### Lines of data
───

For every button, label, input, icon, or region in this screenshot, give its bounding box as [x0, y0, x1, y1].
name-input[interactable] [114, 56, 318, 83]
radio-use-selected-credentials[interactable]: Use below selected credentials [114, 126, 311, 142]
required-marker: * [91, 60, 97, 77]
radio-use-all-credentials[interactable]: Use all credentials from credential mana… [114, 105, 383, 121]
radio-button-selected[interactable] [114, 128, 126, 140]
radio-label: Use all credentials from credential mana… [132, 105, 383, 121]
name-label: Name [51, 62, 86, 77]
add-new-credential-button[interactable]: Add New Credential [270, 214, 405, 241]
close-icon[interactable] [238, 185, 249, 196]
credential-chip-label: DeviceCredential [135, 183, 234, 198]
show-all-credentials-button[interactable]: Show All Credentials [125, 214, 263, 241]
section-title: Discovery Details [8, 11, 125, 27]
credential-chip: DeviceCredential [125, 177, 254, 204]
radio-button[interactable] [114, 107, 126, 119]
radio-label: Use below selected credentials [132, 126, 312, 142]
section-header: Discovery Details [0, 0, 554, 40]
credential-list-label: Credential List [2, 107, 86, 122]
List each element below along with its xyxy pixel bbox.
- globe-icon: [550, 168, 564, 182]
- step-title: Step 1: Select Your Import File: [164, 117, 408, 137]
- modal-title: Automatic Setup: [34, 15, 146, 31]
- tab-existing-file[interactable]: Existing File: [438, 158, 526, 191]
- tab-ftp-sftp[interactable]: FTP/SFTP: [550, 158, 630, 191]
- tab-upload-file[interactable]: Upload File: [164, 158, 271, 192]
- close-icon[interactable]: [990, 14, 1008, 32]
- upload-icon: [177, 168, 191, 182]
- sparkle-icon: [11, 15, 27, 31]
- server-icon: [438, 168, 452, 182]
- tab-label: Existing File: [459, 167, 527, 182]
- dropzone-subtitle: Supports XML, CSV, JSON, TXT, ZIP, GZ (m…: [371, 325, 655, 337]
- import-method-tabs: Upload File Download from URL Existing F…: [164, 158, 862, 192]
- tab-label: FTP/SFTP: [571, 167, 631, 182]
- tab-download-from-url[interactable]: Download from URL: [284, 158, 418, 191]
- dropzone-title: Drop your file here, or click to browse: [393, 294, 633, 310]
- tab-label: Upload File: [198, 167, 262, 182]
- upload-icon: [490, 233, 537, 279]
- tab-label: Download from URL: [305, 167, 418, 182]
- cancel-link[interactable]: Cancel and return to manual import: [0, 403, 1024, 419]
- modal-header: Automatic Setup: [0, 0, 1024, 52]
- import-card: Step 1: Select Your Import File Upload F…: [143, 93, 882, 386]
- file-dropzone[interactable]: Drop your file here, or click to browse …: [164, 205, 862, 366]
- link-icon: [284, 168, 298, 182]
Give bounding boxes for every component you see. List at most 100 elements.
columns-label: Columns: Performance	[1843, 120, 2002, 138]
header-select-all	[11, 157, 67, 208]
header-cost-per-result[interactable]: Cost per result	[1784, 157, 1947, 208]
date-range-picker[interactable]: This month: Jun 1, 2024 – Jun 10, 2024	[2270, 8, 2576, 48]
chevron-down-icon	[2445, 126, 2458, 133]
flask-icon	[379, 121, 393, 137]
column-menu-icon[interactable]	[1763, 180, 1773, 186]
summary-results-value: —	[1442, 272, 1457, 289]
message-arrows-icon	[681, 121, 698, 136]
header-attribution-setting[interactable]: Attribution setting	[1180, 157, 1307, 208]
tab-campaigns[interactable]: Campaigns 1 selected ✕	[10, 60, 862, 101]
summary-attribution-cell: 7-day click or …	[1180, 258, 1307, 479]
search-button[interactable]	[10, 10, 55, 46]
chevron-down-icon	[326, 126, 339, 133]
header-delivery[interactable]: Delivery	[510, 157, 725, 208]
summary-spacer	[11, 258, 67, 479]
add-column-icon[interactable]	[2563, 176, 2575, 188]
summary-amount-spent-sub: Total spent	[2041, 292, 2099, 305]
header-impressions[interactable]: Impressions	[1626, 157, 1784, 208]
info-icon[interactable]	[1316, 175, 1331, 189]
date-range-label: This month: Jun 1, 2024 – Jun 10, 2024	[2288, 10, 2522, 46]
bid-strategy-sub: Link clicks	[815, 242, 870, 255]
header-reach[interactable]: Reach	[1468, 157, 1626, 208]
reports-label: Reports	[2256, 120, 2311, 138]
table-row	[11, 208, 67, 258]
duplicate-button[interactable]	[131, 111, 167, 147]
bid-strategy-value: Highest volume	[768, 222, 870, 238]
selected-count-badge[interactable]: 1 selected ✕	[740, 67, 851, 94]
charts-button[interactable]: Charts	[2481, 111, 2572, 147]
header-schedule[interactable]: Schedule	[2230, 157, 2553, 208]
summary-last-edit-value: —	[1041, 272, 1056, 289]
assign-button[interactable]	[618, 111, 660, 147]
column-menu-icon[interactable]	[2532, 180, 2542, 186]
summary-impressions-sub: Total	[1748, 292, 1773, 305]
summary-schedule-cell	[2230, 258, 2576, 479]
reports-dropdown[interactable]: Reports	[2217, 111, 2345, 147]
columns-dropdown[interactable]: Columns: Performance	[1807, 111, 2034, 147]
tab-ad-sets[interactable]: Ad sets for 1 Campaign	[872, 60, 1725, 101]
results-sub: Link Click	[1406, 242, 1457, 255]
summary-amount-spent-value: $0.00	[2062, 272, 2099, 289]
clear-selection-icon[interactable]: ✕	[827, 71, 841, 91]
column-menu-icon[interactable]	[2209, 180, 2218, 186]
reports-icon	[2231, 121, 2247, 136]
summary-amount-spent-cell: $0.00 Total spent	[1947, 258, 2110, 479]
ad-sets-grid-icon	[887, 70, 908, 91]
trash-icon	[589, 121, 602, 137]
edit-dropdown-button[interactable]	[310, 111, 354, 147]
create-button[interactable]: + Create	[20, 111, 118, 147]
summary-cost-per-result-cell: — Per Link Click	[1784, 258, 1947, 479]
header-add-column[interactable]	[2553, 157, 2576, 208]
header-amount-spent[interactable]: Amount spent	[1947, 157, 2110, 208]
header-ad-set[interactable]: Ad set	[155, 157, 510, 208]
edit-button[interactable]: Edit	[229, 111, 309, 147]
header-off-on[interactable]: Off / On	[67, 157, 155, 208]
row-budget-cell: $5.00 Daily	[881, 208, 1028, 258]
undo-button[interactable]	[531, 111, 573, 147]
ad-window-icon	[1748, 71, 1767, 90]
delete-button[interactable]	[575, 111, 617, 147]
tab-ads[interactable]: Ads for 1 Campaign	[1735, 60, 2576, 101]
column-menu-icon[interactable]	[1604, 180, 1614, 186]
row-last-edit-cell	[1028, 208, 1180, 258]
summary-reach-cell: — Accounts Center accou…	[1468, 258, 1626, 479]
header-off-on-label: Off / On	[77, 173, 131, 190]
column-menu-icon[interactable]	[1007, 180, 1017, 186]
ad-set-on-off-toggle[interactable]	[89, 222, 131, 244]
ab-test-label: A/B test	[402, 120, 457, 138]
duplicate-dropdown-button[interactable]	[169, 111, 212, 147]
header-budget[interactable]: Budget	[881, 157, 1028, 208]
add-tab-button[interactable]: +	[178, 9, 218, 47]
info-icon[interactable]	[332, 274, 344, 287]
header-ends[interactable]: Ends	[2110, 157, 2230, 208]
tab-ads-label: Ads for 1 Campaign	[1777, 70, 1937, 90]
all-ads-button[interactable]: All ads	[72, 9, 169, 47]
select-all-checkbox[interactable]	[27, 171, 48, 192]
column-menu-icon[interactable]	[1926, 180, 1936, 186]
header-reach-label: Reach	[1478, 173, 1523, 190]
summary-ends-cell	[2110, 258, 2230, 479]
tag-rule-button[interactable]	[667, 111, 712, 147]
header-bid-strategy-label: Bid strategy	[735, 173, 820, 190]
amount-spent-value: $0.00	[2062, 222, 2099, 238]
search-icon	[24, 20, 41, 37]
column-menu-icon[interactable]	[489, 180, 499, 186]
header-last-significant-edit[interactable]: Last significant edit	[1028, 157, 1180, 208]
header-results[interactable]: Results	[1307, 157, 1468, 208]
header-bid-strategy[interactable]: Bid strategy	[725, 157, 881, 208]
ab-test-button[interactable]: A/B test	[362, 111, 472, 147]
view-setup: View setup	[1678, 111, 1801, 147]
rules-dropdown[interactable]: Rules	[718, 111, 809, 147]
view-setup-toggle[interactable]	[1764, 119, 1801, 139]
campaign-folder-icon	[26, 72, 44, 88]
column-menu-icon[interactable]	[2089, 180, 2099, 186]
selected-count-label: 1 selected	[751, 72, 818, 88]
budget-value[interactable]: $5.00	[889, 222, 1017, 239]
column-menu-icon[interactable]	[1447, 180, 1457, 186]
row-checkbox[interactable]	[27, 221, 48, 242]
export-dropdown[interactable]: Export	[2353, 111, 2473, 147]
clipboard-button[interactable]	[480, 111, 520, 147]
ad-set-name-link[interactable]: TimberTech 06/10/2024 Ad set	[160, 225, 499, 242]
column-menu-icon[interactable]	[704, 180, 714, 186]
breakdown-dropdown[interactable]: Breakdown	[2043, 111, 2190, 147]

───

Rewrite the listing from its first line through the line that contains "credential-chip: DeviceCredential [125, 177, 254, 204]", replacing "Show All Credentials" with "View All Credentials" and leaving everything else unchanged.

For every button, label, input, icon, or region in this screenshot, give its bounding box as [x0, y0, x1, y1].
name-input[interactable] [114, 56, 318, 83]
radio-use-selected-credentials[interactable]: Use below selected credentials [114, 126, 311, 142]
required-marker: * [91, 60, 97, 77]
radio-use-all-credentials[interactable]: Use all credentials from credential mana… [114, 105, 383, 121]
radio-button-selected[interactable] [114, 128, 126, 140]
radio-label: Use all credentials from credential mana… [132, 105, 383, 121]
name-label: Name [51, 62, 86, 77]
add-new-credential-button[interactable]: Add New Credential [270, 214, 405, 241]
close-icon[interactable] [238, 185, 249, 196]
credential-chip-label: DeviceCredential [135, 183, 234, 198]
show-all-credentials-button[interactable]: View All Credentials [125, 214, 263, 241]
section-title: Discovery Details [8, 11, 125, 27]
credential-chip: DeviceCredential [125, 177, 254, 204]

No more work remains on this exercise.